__EXTRAIT SOURCE__:
----

La situation de Kingsley Njoka, détenu provisoirement pendant quatre ans en toute illégalité avant d’être condamné arbitrairement, est révélatrice du sort réservé aux journalistes qui traitent du conflit anglophone.
Cet article a été initialement publié sur rsf.org le 1 octobre 2024.
À peine un mois après la condamnation à 20 ans de prison du journaliste Amadou Vamoulké, le reporter indépendant Kingsley Fumunyuy Njoka, en détention provisoire depuis plus de quatre ans, vient d’être condamné à dix ans de prison pour “sécession et complicité de bande armée”. Reporters sans frontières (RSF) dénonce cette condamnation pour des charges grotesques, témoignant de la difficulté pour les journalistes d’aborder la crise dans les régions anglophones du Cameroun.
Nouvelle attaque contre la liberté de la presse au Cameroun. Le 24 septembre, le journaliste indépendant Kingsley Fumunyuy Njoka a été condamné à dix ans de prison par le tribunal militaire de Yaoundé pour “sécession et complicité de bande armée”. En cause ? Des publications critiques datant de 2020 sur le conflit armé qui sévit au nord-ouest du pays.
Arrêté, sans mandat d’arrêt, à son domicile de Douala, la capitale économique du pays, par trois membres de la brigade de recherche de Bonabéri le 15 mai 2020, il était en détention provisoire à la prison centrale de Kondengui à Yaoundé depuis. Il réalisait alors régulièrement des reportages et tenait des positions critiques, notamment pour le média anglophone Canal 2 English, sur la crise anglophone au Cameroun – conflit armé dans l’ouest du pays opposant militaires et séparatistes armés et ayant fait plus de 6 000 morts depuis 2017.

----

__DONNÉES AFFICHÉES__:
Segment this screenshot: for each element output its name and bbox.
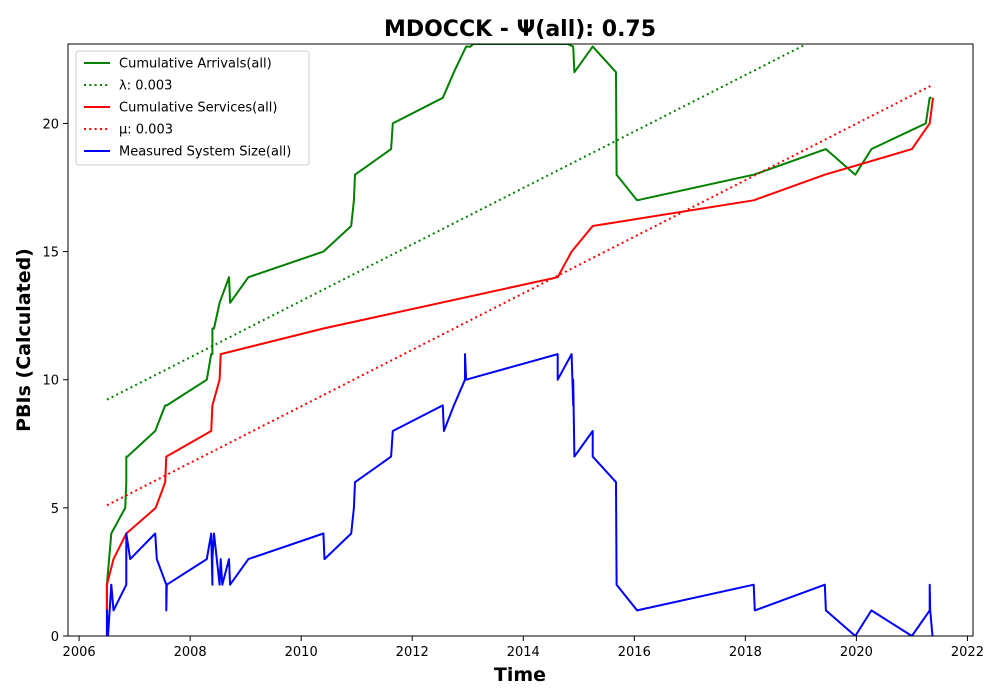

----

__CONSIGNES À SUIVRE__:
[1] Traduisez en anglais cette phrase de l'article sur Kingsley Njoka : « Le 24 septembre, le journaliste indépendant Kingsley Fumunyuy Njoka a été condamné à dix ans de prison par le tribunal militaire de Yaoundé pour “sécession et complicité de bande armée”. »
[2] Poursuivez l'article sur Kingsley Njoka à la suite de sa dernière phrase.
Les lignes n'ont aucun lien avec l'article sur Kingsley Njoka.

__RÉPONSES ATTENDUES__:
[1] On September 24, independent journalist Kingsley Fumunyuy Njoka was sentenced to ten years in prison by the military court of Yaoundé for "secession and complicity with an armed gang."

[2]
Contacté par RSF, l’un de ses avocats, Amungwa Tanyi Nicodemus, ancien journaliste ayant travaillé avec Kingsley Njoka, a déploré un “procès inéquitable, en violation des lois camerounaises et du droit international”, soulignant que “le délai de détention sans jugement, de 18 mois au maximum dans ce genre de cas, n’a pas du tout été respecté”. Il a fait appel de cette condamnation le 27 septembre.
“Avec cette seconde condamnation de journaliste à de la prison ferme – après celle d’Amadou Vamoulké – en moins d’un mois, le Cameroun s’enfonce encore un peu plus dans la répression de la liberté d’informer, déjà amorcée depuis quelques années. La situation de Kingsley Njoka, détenu provisoirement pendant quatre ans en toute illégalité avant d’être condamné arbitrairement, est révélatrice du sort réservé aux journalistes qui traitent du conflit anglophone. Cette situation n’est pas sans rappeler celle de son confrère Samuel Wazizi, lui aussi arrêté pour sa couverture de la crise, et mort en détention en 2019. La condamnation inique de Kingsley Njoka sur des charges sans fondement doit être annulée et le journaliste doit être libéré immédiatement.”
Sadibou Marong, Directeur du bureau Afrique subsaharienne de RSF
À peine un mois plus tôt, l’ancien directeur général de la Radiotélévision publique camerounaise (CRTV), Amadou Vamoulké, a été condamné à 20 ans de prison pour “détournement de fonds publics”, après 178 renvois successifs. En décembre 2022, et après plus de sept ans de détention préventive, le journaliste avait déjà été condamné à 12 ans de détention pour une affaire similaire. Il devra donc purger une peine de prison de 32 ans au total. Une procédure inique pour ce journaliste reconnu pour son professionnalisme et son intégrité.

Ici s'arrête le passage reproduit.